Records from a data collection
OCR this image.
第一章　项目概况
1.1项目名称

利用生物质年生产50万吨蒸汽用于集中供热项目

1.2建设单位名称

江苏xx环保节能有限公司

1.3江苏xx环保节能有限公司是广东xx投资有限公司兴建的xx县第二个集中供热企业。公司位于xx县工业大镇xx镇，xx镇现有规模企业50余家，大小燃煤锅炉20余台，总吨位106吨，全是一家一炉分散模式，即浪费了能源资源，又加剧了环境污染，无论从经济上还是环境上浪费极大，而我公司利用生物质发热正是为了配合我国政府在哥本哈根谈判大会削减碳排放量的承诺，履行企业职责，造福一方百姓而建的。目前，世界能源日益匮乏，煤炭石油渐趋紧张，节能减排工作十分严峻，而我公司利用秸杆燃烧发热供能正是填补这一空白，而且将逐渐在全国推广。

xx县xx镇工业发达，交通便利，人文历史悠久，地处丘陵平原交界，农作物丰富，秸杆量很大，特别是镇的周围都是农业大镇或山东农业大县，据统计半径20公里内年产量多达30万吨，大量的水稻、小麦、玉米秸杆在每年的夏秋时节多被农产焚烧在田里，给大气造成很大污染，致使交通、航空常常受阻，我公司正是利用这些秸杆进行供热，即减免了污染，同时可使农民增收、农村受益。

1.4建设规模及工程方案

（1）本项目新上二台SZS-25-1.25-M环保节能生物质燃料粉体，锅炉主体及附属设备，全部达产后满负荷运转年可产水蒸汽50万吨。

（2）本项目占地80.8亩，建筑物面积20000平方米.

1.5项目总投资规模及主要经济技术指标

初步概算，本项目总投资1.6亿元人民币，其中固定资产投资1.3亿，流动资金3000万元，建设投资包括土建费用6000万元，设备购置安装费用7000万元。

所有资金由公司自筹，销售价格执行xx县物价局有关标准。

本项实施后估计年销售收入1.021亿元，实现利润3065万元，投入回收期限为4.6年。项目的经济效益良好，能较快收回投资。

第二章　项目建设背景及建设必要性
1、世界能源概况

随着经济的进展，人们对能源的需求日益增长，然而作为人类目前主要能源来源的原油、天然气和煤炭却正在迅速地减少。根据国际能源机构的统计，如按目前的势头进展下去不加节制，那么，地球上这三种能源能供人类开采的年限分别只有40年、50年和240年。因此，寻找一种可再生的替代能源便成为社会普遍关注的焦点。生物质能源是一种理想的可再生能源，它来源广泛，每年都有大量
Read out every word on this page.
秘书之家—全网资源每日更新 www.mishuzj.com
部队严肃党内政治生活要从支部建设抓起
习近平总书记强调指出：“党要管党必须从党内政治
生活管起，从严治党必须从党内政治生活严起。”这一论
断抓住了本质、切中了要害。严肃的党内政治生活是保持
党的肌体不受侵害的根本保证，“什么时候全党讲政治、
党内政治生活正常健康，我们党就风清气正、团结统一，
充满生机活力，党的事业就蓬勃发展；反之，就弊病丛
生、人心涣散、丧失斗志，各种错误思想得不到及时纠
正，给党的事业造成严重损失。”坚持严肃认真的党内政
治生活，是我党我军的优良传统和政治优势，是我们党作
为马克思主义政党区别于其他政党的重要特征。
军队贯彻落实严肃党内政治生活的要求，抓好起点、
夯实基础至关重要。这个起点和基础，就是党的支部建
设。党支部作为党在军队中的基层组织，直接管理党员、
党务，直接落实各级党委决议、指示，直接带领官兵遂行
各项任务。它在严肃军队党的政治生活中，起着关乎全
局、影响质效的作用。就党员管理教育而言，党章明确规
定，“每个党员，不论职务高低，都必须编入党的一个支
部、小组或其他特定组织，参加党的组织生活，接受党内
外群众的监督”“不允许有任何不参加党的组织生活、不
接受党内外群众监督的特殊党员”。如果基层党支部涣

▶ _PROBLEM DETAILS_
Write down all the entries again without a single difference.

▶ _THE RESPONSE_
OCR this image.
第一章　项目概况
1.1项目名称

利用生物质年生产50万吨蒸汽用于集中供热项目

1.2建设单位名称

江苏xx环保节能有限公司

1.3江苏xx环保节能有限公司是广东xx投资有限公司兴建的xx县第二个集中供热企业。公司位于xx县工业大镇xx镇，xx镇现有规模企业50余家，大小燃煤锅炉20余台，总吨位106吨，全是一家一炉分散模式，即浪费了能源资源，又加剧了环境污染，无论从经济上还是环境上浪费极大，而我公司利用生物质发热正是为了配合我国政府在哥本哈根谈判大会削减碳排放量的承诺，履行企业职责，造福一方百姓而建的。目前，世界能源日益匮乏，煤炭石油渐趋紧张，节能减排工作十分严峻，而我公司利用秸杆燃烧发热供能正是填补这一空白，而且将逐渐在全国推广。

xx县xx镇工业发达，交通便利，人文历史悠久，地处丘陵平原交界，农作物丰富，秸杆量很大，特别是镇的周围都是农业大镇或山东农业大县，据统计半径20公里内年产量多达30万吨，大量的水稻、小麦、玉米秸杆在每年的夏秋时节多被农产焚烧在田里，给大气造成很大污染，致使交通、航空常常受阻，我公司正是利用这些秸杆进行供热，即减免了污染，同时可使农民增收、农村受益。

1.4建设规模及工程方案

（1）本项目新上二台SZS-25-1.25-M环保节能生物质燃料粉体，锅炉主体及附属设备，全部达产后满负荷运转年可产水蒸汽50万吨。

（2）本项目占地80.8亩，建筑物面积20000平方米.

1.5项目总投资规模及主要经济技术指标

初步概算，本项目总投资1.6亿元人民币，其中固定资产投资1.3亿，流动资金3000万元，建设投资包括土建费用6000万元，设备购置安装费用7000万元。

所有资金由公司自筹，销售价格执行xx县物价局有关标准。

本项实施后估计年销售收入1.021亿元，实现利润3065万元，投入回收期限为4.6年。项目的经济效益良好，能较快收回投资。

第二章　项目建设背景及建设必要性
1、世界能源概况

随着经济的进展，人们对能源的需求日益增长，然而作为人类目前主要能源来源的原油、天然气和煤炭却正在迅速地减少。根据国际能源机构的统计，如按目前的势头进展下去不加节制，那么，地球上这三种能源能供人类开采的年限分别只有40年、50年和240年。因此，寻找一种可再生的替代能源便成为社会普遍关注的焦点。生物质能源是一种理想的可再生能源，它来源广泛，每年都有大量
Read out every word on this page.
秘书之家—全网资源每日更新 www.mishuzj.com
部队严肃党内政治生活要从支部建设抓起
习近平总书记强调指出：“党要管党必须从党内政治
生活管起，从严治党必须从党内政治生活严起。”这一论
断抓住了本质、切中了要害。严肃的党内政治生活是保持
党的肌体不受侵害的根本保证，“什么时候全党讲政治、
党内政治生活正常健康，我们党就风清气正、团结统一，
充满生机活力，党的事业就蓬勃发展；反之，就弊病丛
生、人心涣散、丧失斗志，各种错误思想得不到及时纠
正，给党的事业造成严重损失。”坚持严肃认真的党内政
治生活，是我党我军的优良传统和政治优势，是我们党作
为马克思主义政党区别于其他政党的重要特征。
军队贯彻落实严肃党内政治生活的要求，抓好起点、
夯实基础至关重要。这个起点和基础，就是党的支部建
设。党支部作为党在军队中的基层组织，直接管理党员、
党务，直接落实各级党委决议、指示，直接带领官兵遂行
各项任务。它在严肃军队党的政治生活中，起着关乎全
局、影响质效的作用。就党员管理教育而言，党章明确规
定，“每个党员，不论职务高低，都必须编入党的一个支
部、小组或其他特定组织，参加党的组织生活，接受党内
外群众的监督”“不允许有任何不参加党的组织生活、不
接受党内外群众监督的特殊党员”。如果基层党支部涣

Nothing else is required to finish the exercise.